**Directions:** Rename every "x-tick-label" in the entries below to "x-axis-label" and leave all other text unchanged.

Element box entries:

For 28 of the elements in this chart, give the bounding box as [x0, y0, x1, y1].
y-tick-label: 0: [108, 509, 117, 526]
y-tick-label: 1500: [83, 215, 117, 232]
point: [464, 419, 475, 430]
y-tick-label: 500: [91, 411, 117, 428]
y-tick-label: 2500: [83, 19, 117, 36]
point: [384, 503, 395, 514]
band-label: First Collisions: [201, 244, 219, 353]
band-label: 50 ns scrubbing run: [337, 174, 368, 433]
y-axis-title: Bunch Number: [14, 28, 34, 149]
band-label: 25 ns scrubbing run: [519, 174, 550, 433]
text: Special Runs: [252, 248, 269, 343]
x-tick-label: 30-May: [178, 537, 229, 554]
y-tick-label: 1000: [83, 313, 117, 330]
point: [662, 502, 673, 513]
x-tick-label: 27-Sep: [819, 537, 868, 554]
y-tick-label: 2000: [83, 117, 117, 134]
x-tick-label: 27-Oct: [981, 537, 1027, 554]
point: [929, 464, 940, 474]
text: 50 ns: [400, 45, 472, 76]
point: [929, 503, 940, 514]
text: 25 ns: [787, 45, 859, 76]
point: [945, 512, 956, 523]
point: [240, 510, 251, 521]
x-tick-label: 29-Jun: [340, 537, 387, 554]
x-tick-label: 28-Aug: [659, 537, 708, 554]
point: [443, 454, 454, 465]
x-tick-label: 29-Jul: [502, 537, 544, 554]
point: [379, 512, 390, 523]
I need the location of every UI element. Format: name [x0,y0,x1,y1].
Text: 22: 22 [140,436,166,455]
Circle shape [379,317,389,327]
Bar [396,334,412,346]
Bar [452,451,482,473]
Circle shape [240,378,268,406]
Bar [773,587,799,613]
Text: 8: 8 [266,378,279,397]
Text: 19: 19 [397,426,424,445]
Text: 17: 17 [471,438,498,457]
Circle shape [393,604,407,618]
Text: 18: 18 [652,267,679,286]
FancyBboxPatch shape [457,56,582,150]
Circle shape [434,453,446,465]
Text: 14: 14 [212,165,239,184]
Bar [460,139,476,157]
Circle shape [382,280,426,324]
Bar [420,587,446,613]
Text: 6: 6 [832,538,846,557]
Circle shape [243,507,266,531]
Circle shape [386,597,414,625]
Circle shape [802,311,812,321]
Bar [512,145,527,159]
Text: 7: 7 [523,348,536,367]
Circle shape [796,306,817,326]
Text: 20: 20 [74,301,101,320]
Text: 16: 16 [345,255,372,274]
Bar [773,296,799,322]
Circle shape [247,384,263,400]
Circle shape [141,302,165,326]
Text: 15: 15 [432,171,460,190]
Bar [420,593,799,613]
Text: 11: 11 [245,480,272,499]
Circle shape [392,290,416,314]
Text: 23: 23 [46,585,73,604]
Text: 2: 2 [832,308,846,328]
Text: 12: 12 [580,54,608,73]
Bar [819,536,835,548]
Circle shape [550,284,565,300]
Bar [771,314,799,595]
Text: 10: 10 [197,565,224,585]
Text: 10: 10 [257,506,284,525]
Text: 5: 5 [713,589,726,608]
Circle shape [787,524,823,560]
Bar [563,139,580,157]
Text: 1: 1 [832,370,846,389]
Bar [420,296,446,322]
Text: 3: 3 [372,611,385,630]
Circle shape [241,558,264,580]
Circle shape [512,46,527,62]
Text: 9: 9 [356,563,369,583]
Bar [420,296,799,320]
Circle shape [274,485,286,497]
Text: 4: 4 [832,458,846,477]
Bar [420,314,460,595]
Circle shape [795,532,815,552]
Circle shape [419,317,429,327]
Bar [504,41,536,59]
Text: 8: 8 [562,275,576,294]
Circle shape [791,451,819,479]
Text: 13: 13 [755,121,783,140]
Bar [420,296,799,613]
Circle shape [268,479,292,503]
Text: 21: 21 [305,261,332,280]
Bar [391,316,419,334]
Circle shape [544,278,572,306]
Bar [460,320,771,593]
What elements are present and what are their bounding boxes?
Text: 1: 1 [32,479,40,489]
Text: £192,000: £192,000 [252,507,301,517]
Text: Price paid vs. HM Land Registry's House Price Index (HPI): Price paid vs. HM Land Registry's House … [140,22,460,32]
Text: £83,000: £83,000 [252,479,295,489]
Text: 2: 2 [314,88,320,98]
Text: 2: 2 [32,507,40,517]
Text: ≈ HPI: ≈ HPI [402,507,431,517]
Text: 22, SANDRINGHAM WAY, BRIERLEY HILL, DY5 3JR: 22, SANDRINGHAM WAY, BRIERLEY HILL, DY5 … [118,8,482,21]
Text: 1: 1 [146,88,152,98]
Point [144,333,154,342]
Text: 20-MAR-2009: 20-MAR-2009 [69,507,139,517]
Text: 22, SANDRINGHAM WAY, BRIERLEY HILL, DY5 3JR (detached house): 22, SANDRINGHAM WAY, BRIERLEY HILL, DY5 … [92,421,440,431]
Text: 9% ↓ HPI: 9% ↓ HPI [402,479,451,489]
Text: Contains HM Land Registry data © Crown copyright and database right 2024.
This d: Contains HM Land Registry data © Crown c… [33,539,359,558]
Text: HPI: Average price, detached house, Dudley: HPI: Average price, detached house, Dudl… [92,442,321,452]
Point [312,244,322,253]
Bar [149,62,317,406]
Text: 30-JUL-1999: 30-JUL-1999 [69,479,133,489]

**The result:**
For 28 of the elements in this chart, give the bounding box as [x0, y0, x1, y1].
y-tick-label: 0: [108, 509, 117, 526]
y-tick-label: 1500: [83, 215, 117, 232]
point: [464, 419, 475, 430]
y-tick-label: 500: [91, 411, 117, 428]
y-tick-label: 2500: [83, 19, 117, 36]
point: [384, 503, 395, 514]
band-label: First Collisions: [201, 244, 219, 353]
band-label: 50 ns scrubbing run: [337, 174, 368, 433]
y-axis-title: Bunch Number: [14, 28, 34, 149]
band-label: 25 ns scrubbing run: [519, 174, 550, 433]
text: Special Runs: [252, 248, 269, 343]
x-axis-label: 30-May: [178, 537, 229, 554]
y-tick-label: 1000: [83, 313, 117, 330]
point: [662, 502, 673, 513]
x-axis-label: 27-Sep: [819, 537, 868, 554]
y-tick-label: 2000: [83, 117, 117, 134]
x-axis-label: 27-Oct: [981, 537, 1027, 554]
point: [929, 464, 940, 474]
text: 50 ns: [400, 45, 472, 76]
point: [929, 503, 940, 514]
text: 25 ns: [787, 45, 859, 76]
point: [945, 512, 956, 523]
point: [240, 510, 251, 521]
x-axis-label: 29-Jun: [340, 537, 387, 554]
x-axis-label: 28-Aug: [659, 537, 708, 554]
point: [443, 454, 454, 465]
x-axis-label: 29-Jul: [502, 537, 544, 554]
point: [379, 512, 390, 523]
I need the location of every UI element. Format: name [x0,y0,x1,y1].
Text: 22: 22 [140,436,166,455]
Circle shape [379,317,389,327]
Bar [396,334,412,346]
Bar [452,451,482,473]
Circle shape [240,378,268,406]
Bar [773,587,799,613]
Text: 8: 8 [266,378,279,397]
Text: 19: 19 [397,426,424,445]
Text: 17: 17 [471,438,498,457]
Circle shape [393,604,407,618]
Text: 18: 18 [652,267,679,286]
FancyBboxPatch shape [457,56,582,150]
Circle shape [434,453,446,465]
Text: 14: 14 [212,165,239,184]
Bar [460,139,476,157]
Circle shape [382,280,426,324]
Bar [420,587,446,613]
Text: 6: 6 [832,538,846,557]
Circle shape [243,507,266,531]
Circle shape [386,597,414,625]
Circle shape [802,311,812,321]
Bar [512,145,527,159]
Text: 7: 7 [523,348,536,367]
Circle shape [796,306,817,326]
Text: 20: 20 [74,301,101,320]
Text: 16: 16 [345,255,372,274]
Bar [773,296,799,322]
Circle shape [247,384,263,400]
Circle shape [141,302,165,326]
Text: 15: 15 [432,171,460,190]
Bar [420,593,799,613]
Text: 11: 11 [245,480,272,499]
Circle shape [392,290,416,314]
Text: 23: 23 [46,585,73,604]
Text: 2: 2 [832,308,846,328]
Text: 12: 12 [580,54,608,73]
Bar [819,536,835,548]
Circle shape [550,284,565,300]
Bar [771,314,799,595]
Text: 10: 10 [197,565,224,585]
Text: 10: 10 [257,506,284,525]
Text: 5: 5 [713,589,726,608]
Circle shape [787,524,823,560]
Bar [563,139,580,157]
Text: 1: 1 [832,370,846,389]
Bar [420,296,446,322]
Text: 3: 3 [372,611,385,630]
Circle shape [241,558,264,580]
Circle shape [512,46,527,62]
Text: 9: 9 [356,563,369,583]
Bar [420,296,799,320]
Circle shape [274,485,286,497]
Text: 4: 4 [832,458,846,477]
Bar [420,314,460,595]
Circle shape [795,532,815,552]
Circle shape [419,317,429,327]
Bar [504,41,536,59]
Text: 8: 8 [562,275,576,294]
Circle shape [791,451,819,479]
Text: 13: 13 [755,121,783,140]
Bar [420,296,799,613]
Circle shape [268,479,292,503]
Text: 21: 21 [305,261,332,280]
Bar [391,316,419,334]
Circle shape [544,278,572,306]
Bar [460,320,771,593]
What elements are present and what are their bounding boxes?
Text: 1: 1 [32,479,40,489]
Text: £192,000: £192,000 [252,507,301,517]
Text: Price paid vs. HM Land Registry's House Price Index (HPI): Price paid vs. HM Land Registry's House … [140,22,460,32]
Text: £83,000: £83,000 [252,479,295,489]
Text: 2: 2 [314,88,320,98]
Text: 2: 2 [32,507,40,517]
Text: ≈ HPI: ≈ HPI [402,507,431,517]
Text: 22, SANDRINGHAM WAY, BRIERLEY HILL, DY5 3JR: 22, SANDRINGHAM WAY, BRIERLEY HILL, DY5 … [118,8,482,21]
Text: 1: 1 [146,88,152,98]
Point [144,333,154,342]
Text: 20-MAR-2009: 20-MAR-2009 [69,507,139,517]
Text: 22, SANDRINGHAM WAY, BRIERLEY HILL, DY5 3JR (detached house): 22, SANDRINGHAM WAY, BRIERLEY HILL, DY5 … [92,421,440,431]
Text: 9% ↓ HPI: 9% ↓ HPI [402,479,451,489]
Text: Contains HM Land Registry data © Crown copyright and database right 2024.
This d: Contains HM Land Registry data © Crown c… [33,539,359,558]
Text: HPI: Average price, detached house, Dudley: HPI: Average price, detached house, Dudl… [92,442,321,452]
Point [312,244,322,253]
Bar [149,62,317,406]
Text: 30-JUL-1999: 30-JUL-1999 [69,479,133,489]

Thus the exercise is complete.